* **Directions for this task**
Find the word "следующей" in the data. Return every line where it appears.

Extracted data entries
━━━━━━━━━━

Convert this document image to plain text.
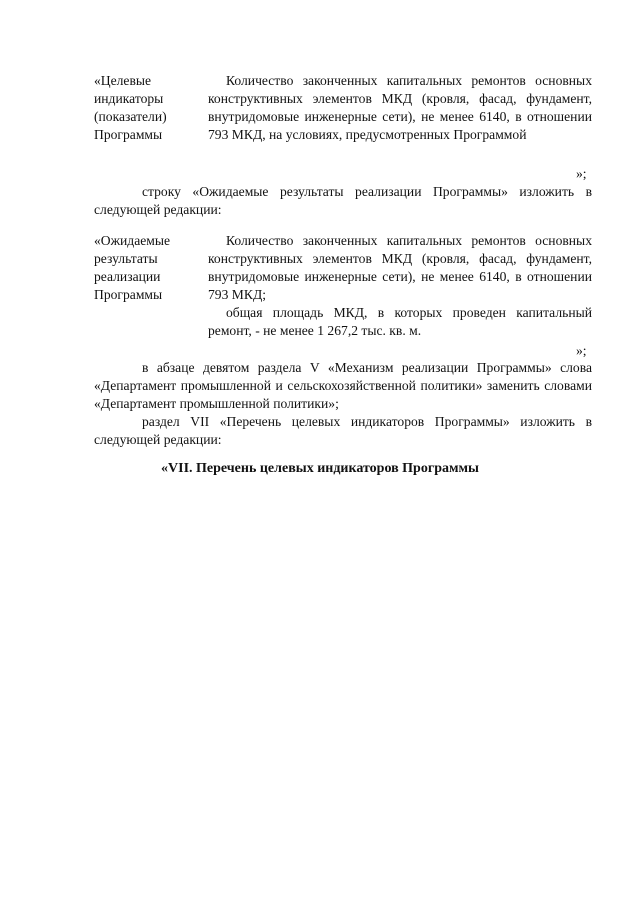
«Целевые
индикаторы
(показатели)
Программы

Количество законченных капитальных ремонтов основных конструктивных элементов МКД (кровля, фасад, фундамент, внутридомовые инженерные сети), не менее 6140, в отношении 793 МКД, на условиях, предусмотренных Программой

»;

строку «Ожидаемые результаты реализации Программы» изложить в следующей редакции:

«Ожидаемые
результаты
реализации
Программы

Количество законченных капитальных ремонтов основных конструктивных элементов МКД (кровля, фасад, фундамент, внутридомовые инженерные сети), не менее 6140, в отношении 793 МКД;

общая площадь МКД, в которых проведен капитальный ремонт, - не менее 1 267,2 тыс. кв. м.

»;

в абзаце девятом раздела V «Механизм реализации Программы» слова «Департамент промышленной и сельскохозяйственной политики» заменить словами «Департамент промышленной политики»;

раздел VII «Перечень целевых индикаторов Программы» изложить в следующей редакции:

«VII. Перечень целевых индикаторов Программы
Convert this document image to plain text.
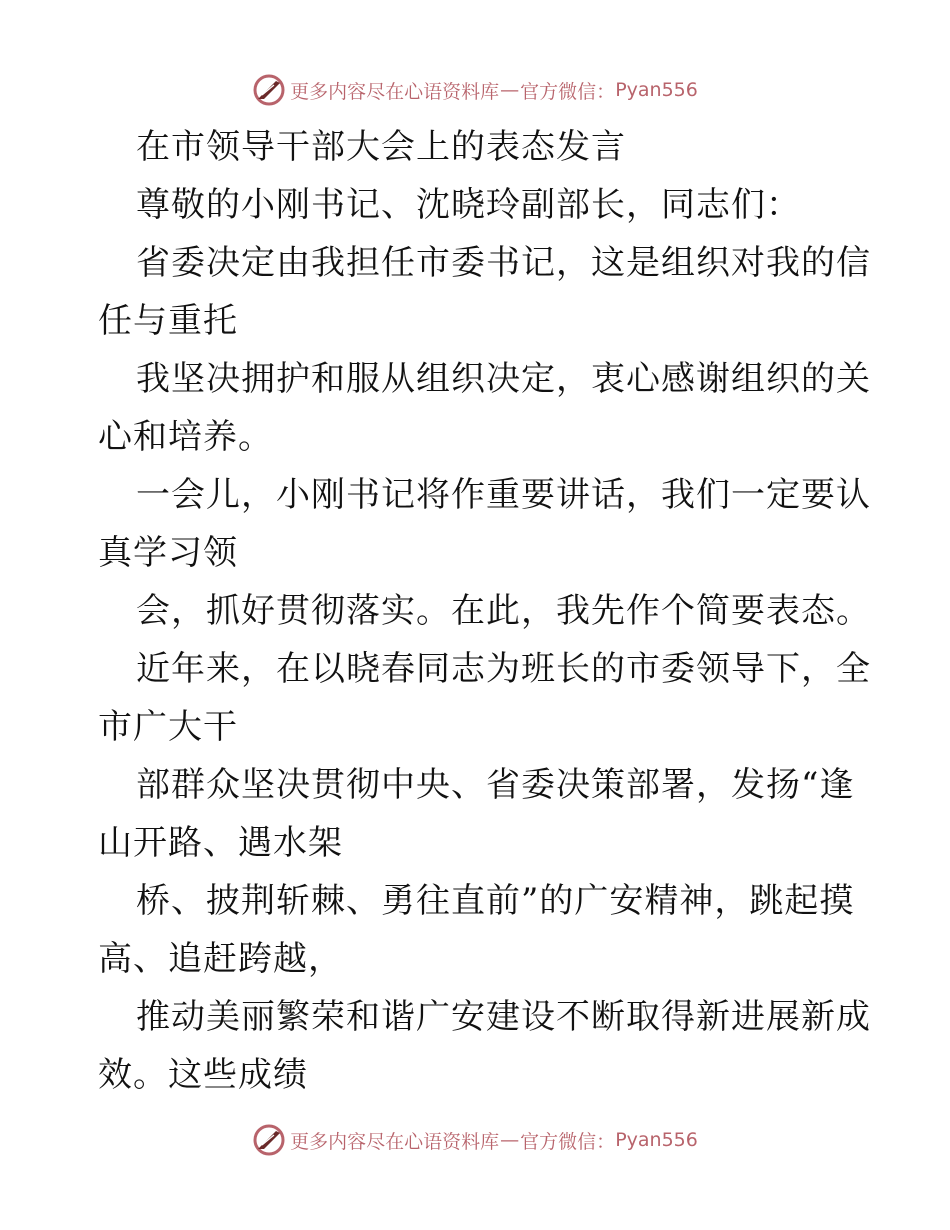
更多内容尽在心语资料库 — 官方微信： Pyan556
在市领导干部大会上的表态发言
尊敬的小刚书记、沈晓玲副部长，同志们：
省委决定由我担任市委书记，这是组织对我的信
任与重托
我坚决拥护和服从组织决定，衷心感谢组织的关
心和培养。
一会儿，小刚书记将作重要讲话，我们一定要认
真学习领
会，抓好贯彻落实。在此，我先作个简要表态。
近年来，在以晓春同志为班长的市委领导下，全
市广大干
部群众坚决贯彻中央、省委决策部署，发扬“逢
山开路、遇水架
桥、披荆斩棘、勇往直前”的广安精神，跳起摸
高、追赶跨越，
推动美丽繁荣和谐广安建设不断取得新进展新成
效。这些成绩
更多内容尽在心语资料库 — 官方微信： Pyan556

━━━━━━━━━━

* **The answer**
строку «Ожидаемые результаты реализации Программы» изложить в следующей редакции:
раздел VII «Перечень целевых индикаторов Программы» изложить в следующей редакции:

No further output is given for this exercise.